:: Data entries ::

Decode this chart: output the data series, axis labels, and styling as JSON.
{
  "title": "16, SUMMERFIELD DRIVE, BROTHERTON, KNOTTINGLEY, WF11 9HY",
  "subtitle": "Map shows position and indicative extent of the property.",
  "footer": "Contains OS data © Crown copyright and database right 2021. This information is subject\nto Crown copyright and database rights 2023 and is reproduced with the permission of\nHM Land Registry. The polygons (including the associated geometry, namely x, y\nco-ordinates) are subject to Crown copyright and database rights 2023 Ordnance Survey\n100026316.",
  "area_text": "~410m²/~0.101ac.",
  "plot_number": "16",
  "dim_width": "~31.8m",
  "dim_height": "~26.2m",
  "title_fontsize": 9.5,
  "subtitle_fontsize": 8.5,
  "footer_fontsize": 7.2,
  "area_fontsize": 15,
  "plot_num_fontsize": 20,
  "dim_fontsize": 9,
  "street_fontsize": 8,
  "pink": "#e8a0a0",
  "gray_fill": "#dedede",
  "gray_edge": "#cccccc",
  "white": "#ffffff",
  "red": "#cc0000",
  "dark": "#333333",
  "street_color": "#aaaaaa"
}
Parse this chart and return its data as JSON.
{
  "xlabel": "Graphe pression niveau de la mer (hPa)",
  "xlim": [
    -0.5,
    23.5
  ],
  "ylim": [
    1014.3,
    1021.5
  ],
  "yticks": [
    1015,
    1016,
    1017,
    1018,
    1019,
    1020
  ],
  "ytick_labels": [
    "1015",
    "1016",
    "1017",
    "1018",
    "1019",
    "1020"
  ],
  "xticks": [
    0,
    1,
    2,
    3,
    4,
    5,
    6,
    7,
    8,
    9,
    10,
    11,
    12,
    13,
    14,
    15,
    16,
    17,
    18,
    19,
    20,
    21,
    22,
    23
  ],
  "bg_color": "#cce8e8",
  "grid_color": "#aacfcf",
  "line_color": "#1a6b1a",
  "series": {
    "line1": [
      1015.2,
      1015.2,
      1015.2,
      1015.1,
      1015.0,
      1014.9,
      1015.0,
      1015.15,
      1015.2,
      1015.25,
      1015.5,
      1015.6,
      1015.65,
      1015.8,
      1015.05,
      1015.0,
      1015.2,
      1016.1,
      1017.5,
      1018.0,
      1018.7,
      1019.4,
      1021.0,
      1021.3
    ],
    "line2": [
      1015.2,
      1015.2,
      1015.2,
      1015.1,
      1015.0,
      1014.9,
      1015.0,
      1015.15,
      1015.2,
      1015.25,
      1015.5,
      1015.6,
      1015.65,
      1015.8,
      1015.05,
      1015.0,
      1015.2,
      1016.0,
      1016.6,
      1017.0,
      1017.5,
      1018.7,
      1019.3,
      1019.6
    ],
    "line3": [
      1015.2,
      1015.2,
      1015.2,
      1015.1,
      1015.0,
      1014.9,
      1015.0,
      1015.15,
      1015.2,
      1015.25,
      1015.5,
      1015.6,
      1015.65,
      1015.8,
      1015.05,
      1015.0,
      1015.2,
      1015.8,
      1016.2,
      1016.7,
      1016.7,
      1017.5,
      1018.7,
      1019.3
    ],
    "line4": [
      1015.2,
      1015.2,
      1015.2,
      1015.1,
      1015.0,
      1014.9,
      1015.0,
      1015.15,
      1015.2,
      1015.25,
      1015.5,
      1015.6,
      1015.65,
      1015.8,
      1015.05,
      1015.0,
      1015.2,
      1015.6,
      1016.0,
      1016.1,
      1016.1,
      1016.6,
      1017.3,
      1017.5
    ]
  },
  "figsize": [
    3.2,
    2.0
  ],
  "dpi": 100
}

:::

Your goal:
Repeat the data in its entirety, character for character.

Exercise answer:
Decode this chart: output the data series, axis labels, and styling as JSON.
{
  "title": "16, SUMMERFIELD DRIVE, BROTHERTON, KNOTTINGLEY, WF11 9HY",
  "subtitle": "Map shows position and indicative extent of the property.",
  "footer": "Contains OS data © Crown copyright and database right 2021. This information is subject\nto Crown copyright and database rights 2023 and is reproduced with the permission of\nHM Land Registry. The polygons (including the associated geometry, namely x, y\nco-ordinates) are subject to Crown copyright and database rights 2023 Ordnance Survey\n100026316.",
  "area_text": "~410m²/~0.101ac.",
  "plot_number": "16",
  "dim_width": "~31.8m",
  "dim_height": "~26.2m",
  "title_fontsize": 9.5,
  "subtitle_fontsize": 8.5,
  "footer_fontsize": 7.2,
  "area_fontsize": 15,
  "plot_num_fontsize": 20,
  "dim_fontsize": 9,
  "street_fontsize": 8,
  "pink": "#e8a0a0",
  "gray_fill": "#dedede",
  "gray_edge": "#cccccc",
  "white": "#ffffff",
  "red": "#cc0000",
  "dark": "#333333",
  "street_color": "#aaaaaa"
}
Parse this chart and return its data as JSON.
{
  "xlabel": "Graphe pression niveau de la mer (hPa)",
  "xlim": [
    -0.5,
    23.5
  ],
  "ylim": [
    1014.3,
    1021.5
  ],
  "yticks": [
    1015,
    1016,
    1017,
    1018,
    1019,
    1020
  ],
  "ytick_labels": [
    "1015",
    "1016",
    "1017",
    "1018",
    "1019",
    "1020"
  ],
  "xticks": [
    0,
    1,
    2,
    3,
    4,
    5,
    6,
    7,
    8,
    9,
    10,
    11,
    12,
    13,
    14,
    15,
    16,
    17,
    18,
    19,
    20,
    21,
    22,
    23
  ],
  "bg_color": "#cce8e8",
  "grid_color": "#aacfcf",
  "line_color": "#1a6b1a",
  "series": {
    "line1": [
      1015.2,
      1015.2,
      1015.2,
      1015.1,
      1015.0,
      1014.9,
      1015.0,
      1015.15,
      1015.2,
      1015.25,
      1015.5,
      1015.6,
      1015.65,
      1015.8,
      1015.05,
      1015.0,
      1015.2,
      1016.1,
      1017.5,
      1018.0,
      1018.7,
      1019.4,
      1021.0,
      1021.3
    ],
    "line2": [
      1015.2,
      1015.2,
      1015.2,
      1015.1,
      1015.0,
      1014.9,
      1015.0,
      1015.15,
      1015.2,
      1015.25,
      1015.5,
      1015.6,
      1015.65,
      1015.8,
      1015.05,
      1015.0,
      1015.2,
      1016.0,
      1016.6,
      1017.0,
      1017.5,
      1018.7,
      1019.3,
      1019.6
    ],
    "line3": [
      1015.2,
      1015.2,
      1015.2,
      1015.1,
      1015.0,
      1014.9,
      1015.0,
      1015.15,
      1015.2,
      1015.25,
      1015.5,
      1015.6,
      1015.65,
      1015.8,
      1015.05,
      1015.0,
      1015.2,
      1015.8,
      1016.2,
      1016.7,
      1016.7,
      1017.5,
      1018.7,
      1019.3
    ],
    "line4": [
      1015.2,
      1015.2,
      1015.2,
      1015.1,
      1015.0,
      1014.9,
      1015.0,
      1015.15,
      1015.2,
      1015.25,
      1015.5,
      1015.6,
      1015.65,
      1015.8,
      1015.05,
      1015.0,
      1015.2,
      1015.6,
      1016.0,
      1016.1,
      1016.1,
      1016.6,
      1017.3,
      1017.5
    ]
  },
  "figsize": [
    3.2,
    2.0
  ],
  "dpi": 100
}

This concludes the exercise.